[Reading passage]
Securitronics, based in Rochester, NY, is a system integrations company that designs, installs, and services electronic security systems for the access control, video surveillance, and intrusion marketplace. The company has nimbly responded to the pandemic by expanding their access control offering and previously installed systems to include technology that manages entry based on facial recognition (to ensure that masks are being worn) and thermal scanning (to ensure the requested entrant doesn’t have a temperature). This new offering is not only helping Securitronics thrive during COVID, it’s eliminating costs for clients and keeping employees safer.
Securitronics had a client with a facility that had reduced access to a single entry point due to the pandemic. “With entry points reduced to one, they were still looking at three people on staff taking temperatures and screening during normal hours—a first and second shift. Even with their small hourly wages, you’re looking at three times 30K annually, for a total of around 90,000 just to manage the door,” says Terry Rivet, President of Securitronics. “Not only are you putting all those employees at risk, but it’s also very expensive.”

[Provided records]
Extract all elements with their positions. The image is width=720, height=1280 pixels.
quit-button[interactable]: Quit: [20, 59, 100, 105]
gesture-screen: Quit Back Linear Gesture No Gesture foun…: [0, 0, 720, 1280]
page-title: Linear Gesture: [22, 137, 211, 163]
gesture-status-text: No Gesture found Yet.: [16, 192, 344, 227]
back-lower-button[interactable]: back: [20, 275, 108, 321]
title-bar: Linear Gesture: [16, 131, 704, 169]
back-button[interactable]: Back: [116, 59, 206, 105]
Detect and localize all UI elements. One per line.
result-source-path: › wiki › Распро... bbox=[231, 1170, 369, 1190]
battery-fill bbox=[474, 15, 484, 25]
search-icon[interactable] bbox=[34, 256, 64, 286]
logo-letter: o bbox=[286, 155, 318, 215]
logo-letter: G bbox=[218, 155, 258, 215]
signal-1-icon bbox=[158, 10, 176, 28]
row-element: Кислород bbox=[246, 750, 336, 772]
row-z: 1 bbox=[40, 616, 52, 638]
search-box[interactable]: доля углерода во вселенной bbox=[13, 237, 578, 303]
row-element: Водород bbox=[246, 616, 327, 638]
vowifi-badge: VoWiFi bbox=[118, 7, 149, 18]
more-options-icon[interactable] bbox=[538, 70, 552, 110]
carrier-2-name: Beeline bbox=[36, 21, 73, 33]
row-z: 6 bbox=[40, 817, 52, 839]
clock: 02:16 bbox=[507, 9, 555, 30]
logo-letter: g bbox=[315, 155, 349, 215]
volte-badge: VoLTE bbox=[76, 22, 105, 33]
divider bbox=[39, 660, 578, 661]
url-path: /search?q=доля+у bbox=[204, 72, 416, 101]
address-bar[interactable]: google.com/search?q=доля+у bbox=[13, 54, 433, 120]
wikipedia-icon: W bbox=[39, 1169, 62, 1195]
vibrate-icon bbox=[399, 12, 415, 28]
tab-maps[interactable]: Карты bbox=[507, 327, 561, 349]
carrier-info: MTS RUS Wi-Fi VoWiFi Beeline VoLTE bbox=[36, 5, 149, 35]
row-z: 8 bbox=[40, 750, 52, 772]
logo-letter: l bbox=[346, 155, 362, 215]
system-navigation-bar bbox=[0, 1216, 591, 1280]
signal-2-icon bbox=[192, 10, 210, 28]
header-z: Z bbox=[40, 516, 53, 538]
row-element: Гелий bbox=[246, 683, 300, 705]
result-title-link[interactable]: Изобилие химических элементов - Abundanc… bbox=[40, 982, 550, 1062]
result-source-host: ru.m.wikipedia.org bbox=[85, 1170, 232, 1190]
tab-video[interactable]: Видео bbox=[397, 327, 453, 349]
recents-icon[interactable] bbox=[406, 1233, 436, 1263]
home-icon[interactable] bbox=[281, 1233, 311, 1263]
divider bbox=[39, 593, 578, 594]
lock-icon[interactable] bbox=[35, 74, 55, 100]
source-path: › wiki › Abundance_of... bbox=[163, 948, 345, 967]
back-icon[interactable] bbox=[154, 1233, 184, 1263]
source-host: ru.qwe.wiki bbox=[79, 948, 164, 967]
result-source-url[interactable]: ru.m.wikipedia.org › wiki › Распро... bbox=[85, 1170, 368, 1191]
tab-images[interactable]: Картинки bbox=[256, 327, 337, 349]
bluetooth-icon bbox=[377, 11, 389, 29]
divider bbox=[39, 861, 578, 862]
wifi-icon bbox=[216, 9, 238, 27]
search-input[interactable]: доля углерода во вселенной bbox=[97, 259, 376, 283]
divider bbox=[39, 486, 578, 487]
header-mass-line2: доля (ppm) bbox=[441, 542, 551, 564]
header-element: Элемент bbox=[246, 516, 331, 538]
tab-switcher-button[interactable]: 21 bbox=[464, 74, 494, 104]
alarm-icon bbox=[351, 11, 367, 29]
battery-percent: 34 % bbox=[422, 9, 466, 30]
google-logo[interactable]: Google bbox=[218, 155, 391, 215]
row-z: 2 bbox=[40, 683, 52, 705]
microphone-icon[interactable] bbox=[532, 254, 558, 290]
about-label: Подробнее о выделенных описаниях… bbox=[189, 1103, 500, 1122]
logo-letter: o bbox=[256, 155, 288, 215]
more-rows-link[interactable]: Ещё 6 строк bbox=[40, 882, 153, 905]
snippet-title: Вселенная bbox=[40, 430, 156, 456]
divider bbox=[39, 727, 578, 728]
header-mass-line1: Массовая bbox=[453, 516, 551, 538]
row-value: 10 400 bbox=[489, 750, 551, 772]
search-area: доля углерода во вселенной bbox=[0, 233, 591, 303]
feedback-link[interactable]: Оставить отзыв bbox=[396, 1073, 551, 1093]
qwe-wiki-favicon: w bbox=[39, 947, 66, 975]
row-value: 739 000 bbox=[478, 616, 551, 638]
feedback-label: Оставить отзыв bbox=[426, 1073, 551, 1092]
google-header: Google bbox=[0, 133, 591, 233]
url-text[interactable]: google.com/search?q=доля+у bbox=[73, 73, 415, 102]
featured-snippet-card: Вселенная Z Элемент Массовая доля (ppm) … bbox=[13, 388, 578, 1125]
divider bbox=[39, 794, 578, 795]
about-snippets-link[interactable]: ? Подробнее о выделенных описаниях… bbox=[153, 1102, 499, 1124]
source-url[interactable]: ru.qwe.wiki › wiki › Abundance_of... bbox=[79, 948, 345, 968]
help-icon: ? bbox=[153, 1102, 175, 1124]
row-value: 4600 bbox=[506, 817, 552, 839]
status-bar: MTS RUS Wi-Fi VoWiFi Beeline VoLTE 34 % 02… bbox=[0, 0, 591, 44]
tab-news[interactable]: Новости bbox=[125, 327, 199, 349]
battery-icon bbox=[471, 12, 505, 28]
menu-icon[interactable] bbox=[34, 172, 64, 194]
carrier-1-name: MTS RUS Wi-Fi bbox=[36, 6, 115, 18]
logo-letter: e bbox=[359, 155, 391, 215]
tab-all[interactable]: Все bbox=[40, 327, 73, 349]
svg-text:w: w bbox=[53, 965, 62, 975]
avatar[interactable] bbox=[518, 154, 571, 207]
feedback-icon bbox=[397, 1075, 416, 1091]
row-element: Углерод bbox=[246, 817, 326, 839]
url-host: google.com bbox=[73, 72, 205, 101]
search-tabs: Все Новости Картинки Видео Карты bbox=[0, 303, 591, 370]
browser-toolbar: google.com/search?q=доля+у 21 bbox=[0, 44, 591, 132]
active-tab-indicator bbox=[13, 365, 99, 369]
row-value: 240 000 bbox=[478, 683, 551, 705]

[Work to complete]
According to the Securitronics passage, where is the company based? Please answer in a few words.

[Task solution]
Rochester, NY